# Task requirements
Set down each line of the material that follows, exactly, with no pictures.

────────────────────────────────────────

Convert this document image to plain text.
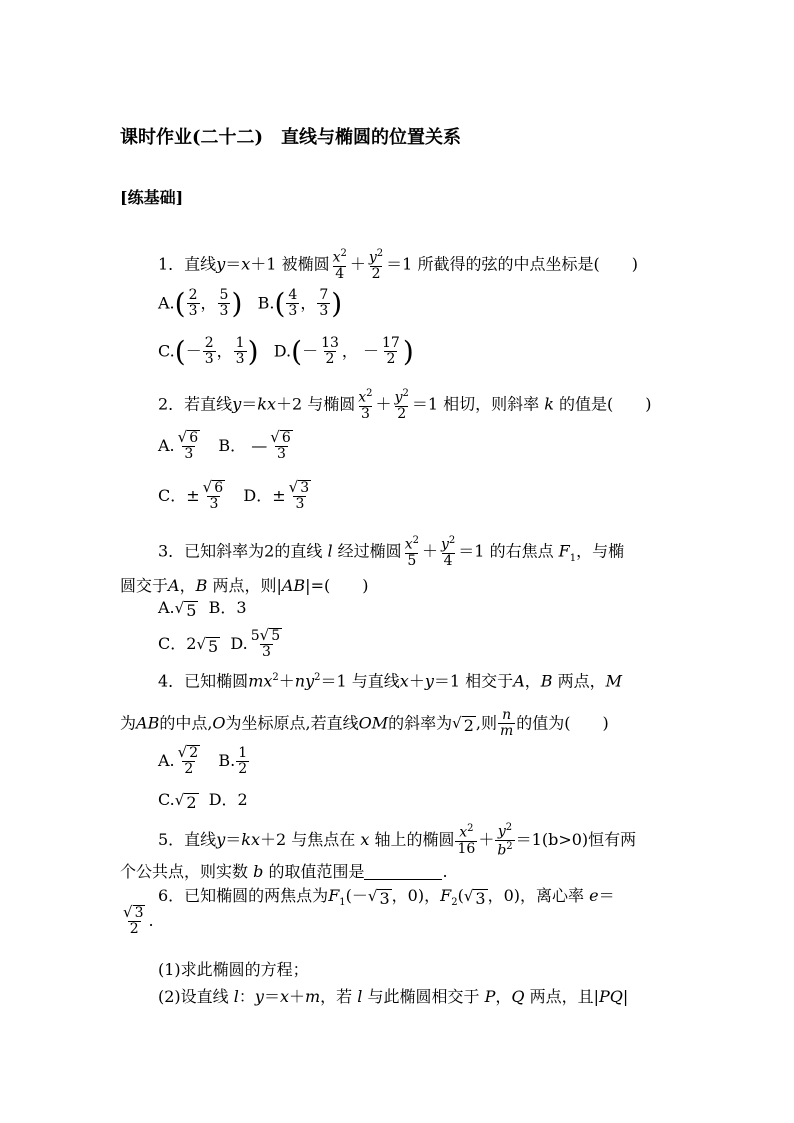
课时作业(二十二)　直线与椭圆的位置关系
[练基础]
1．直线y＝x＋1 被椭圆 $\frac{x^2}{4} + \frac{y^2}{2} =1$ 所截得的弦的中点坐标是(　　)
$A.( \frac{2}{3}$ ， $\frac{5}{3}$ ) $B.( \frac{4}{3}$ ， $\frac{7}{3}$ )
$C.(- \frac{2}{3}$ ， $\frac{1}{3}$ ) $D.(- \frac{13}{2}$ ， － $\frac{17}{2}$ )
2．若直线y＝kx＋2 与椭圆 $\frac{x^2}{3} + \frac{y^2}{2} =1$ 相切，则斜率 k 的值是(　　)
A. $\frac{√ 6}{3}$ B． — $\frac{√ 6}{3}$
C．± $\frac{√ 6}{3}$ D．± $\frac{√ 3}{3}$
3．已知斜率为2的直线 l 经过椭圆 $\frac{x^2}{5} + \frac{y^2}{4} =1$ 的右焦点 $F_1$，与椭
圆交于A，B 两点，则|AB|=(　　)
A. √ 5 B．3
C．2 √ 5 D. $\frac{5 √ 5}{3}$
4．已知椭圆$mx^2+ny^2=1$ 与直线x＋y＝1 相交于A，B 两点，M
为AB的中点,O为坐标原点,若直线OM的斜率为 √ 2 ,则 $\frac{n}{m}$ 的值为(　　)
A. $\frac{√ 2}{2} B$. $\frac{1}{2}$
C. √ 2 D．2
5．直线y＝kx＋2 与焦点在 x 轴上的椭圆 $\frac{x^2}{16} + \frac{y^2}{b^2} =1(b>0)$恒有两
个公共点，则实数 b 的取值范围是	.
6．已知椭圆的两焦点为$F_1(-$ √ 3 ，0)，$F_2$( √ 3 ，0)，离心率 e＝
$\frac{√ 3}{2}$ .
(1)求此椭圆的方程；
(2)设直线 l：y＝x＋m，若 l 与此椭圆相交于 P，Q 两点，且|PQ|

────────────────────────────────────────

# Full solution
Convert this document image to plain text.
课时作业(二十二)　直线与椭圆的位置关系
[练基础]
1．直线y＝x＋1 被椭圆 $\frac{x^2}{4} + \frac{y^2}{2} =1$ 所截得的弦的中点坐标是(　　)
$A.( \frac{2}{3}$ ， $\frac{5}{3}$ ) $B.( \frac{4}{3}$ ， $\frac{7}{3}$ )
$C.(- \frac{2}{3}$ ， $\frac{1}{3}$ ) $D.(- \frac{13}{2}$ ， － $\frac{17}{2}$ )
2．若直线y＝kx＋2 与椭圆 $\frac{x^2}{3} + \frac{y^2}{2} =1$ 相切，则斜率 k 的值是(　　)
A. $\frac{√ 6}{3}$ B． — $\frac{√ 6}{3}$
C．± $\frac{√ 6}{3}$ D．± $\frac{√ 3}{3}$
3．已知斜率为2的直线 l 经过椭圆 $\frac{x^2}{5} + \frac{y^2}{4} =1$ 的右焦点 $F_1$，与椭
圆交于A，B 两点，则|AB|=(　　)
A. √ 5 B．3
C．2 √ 5 D. $\frac{5 √ 5}{3}$
4．已知椭圆$mx^2+ny^2=1$ 与直线x＋y＝1 相交于A，B 两点，M
为AB的中点,O为坐标原点,若直线OM的斜率为 √ 2 ,则 $\frac{n}{m}$ 的值为(　　)
A. $\frac{√ 2}{2} B$. $\frac{1}{2}$
C. √ 2 D．2
5．直线y＝kx＋2 与焦点在 x 轴上的椭圆 $\frac{x^2}{16} + \frac{y^2}{b^2} =1(b>0)$恒有两
个公共点，则实数 b 的取值范围是	.
6．已知椭圆的两焦点为$F_1(-$ √ 3 ，0)，$F_2$( √ 3 ，0)，离心率 e＝
$\frac{√ 3}{2}$ .
(1)求此椭圆的方程；
(2)设直线 l：y＝x＋m，若 l 与此椭圆相交于 P，Q 两点，且|PQ|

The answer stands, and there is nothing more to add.